• [TASK TO CARRY OUT]
Read the records below. Copy each line where the string "обеспечение" occurs.
Start of RECORD EXTRACTS
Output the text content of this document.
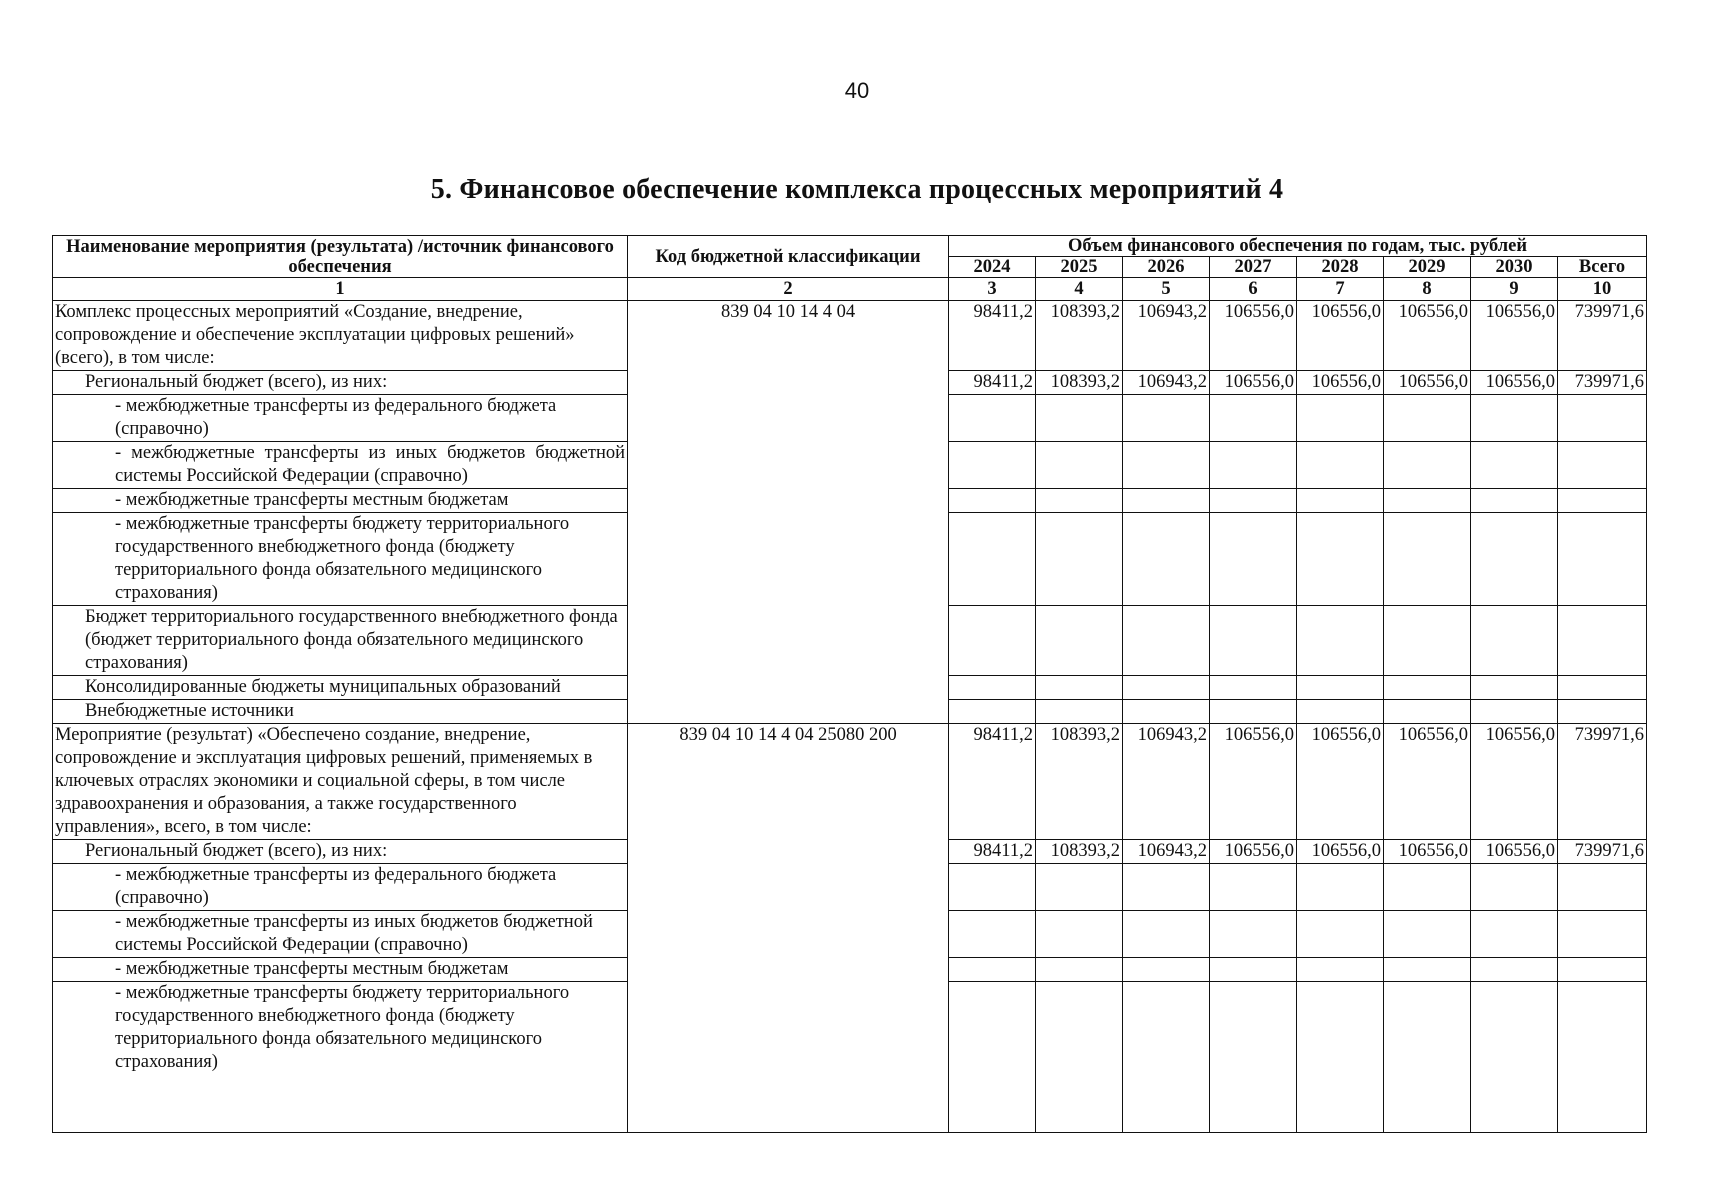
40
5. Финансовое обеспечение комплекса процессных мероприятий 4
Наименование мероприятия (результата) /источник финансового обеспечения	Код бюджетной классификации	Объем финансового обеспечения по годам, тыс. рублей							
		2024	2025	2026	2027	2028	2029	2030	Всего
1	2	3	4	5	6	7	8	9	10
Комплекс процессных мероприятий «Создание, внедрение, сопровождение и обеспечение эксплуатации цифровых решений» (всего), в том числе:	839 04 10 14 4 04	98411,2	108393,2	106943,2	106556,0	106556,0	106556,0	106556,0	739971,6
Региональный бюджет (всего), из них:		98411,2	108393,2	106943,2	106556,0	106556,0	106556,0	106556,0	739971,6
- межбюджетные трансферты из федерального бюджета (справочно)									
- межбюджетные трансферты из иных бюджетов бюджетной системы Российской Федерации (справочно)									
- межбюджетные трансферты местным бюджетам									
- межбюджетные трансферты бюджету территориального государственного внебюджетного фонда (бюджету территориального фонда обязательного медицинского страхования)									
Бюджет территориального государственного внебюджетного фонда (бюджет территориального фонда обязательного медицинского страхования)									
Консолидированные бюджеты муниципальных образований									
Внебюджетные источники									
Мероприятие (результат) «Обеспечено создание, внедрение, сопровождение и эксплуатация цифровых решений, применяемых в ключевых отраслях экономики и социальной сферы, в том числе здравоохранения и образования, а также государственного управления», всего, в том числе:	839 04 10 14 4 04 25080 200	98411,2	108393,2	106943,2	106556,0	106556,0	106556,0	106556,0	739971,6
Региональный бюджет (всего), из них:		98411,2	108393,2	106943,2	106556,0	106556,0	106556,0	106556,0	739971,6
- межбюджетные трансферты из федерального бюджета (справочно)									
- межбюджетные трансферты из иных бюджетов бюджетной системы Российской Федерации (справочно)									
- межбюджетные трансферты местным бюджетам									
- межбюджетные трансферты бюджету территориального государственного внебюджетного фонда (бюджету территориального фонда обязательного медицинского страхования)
End of RECORD EXTRACTS
• [RESPONSE TO THIS EXERCISE]
5. Финансовое обеспечение комплекса процессных мероприятий 4
Комплекс процессных мероприятий «Создание, внедрение, сопровождение и обеспечение эксплуатации цифровых решений» (всего), в том числе:	839 04 10 14 4 04	98411,2	108393,2	106943,2	106556,0	106556,0	106556,0	106556,0	739971,6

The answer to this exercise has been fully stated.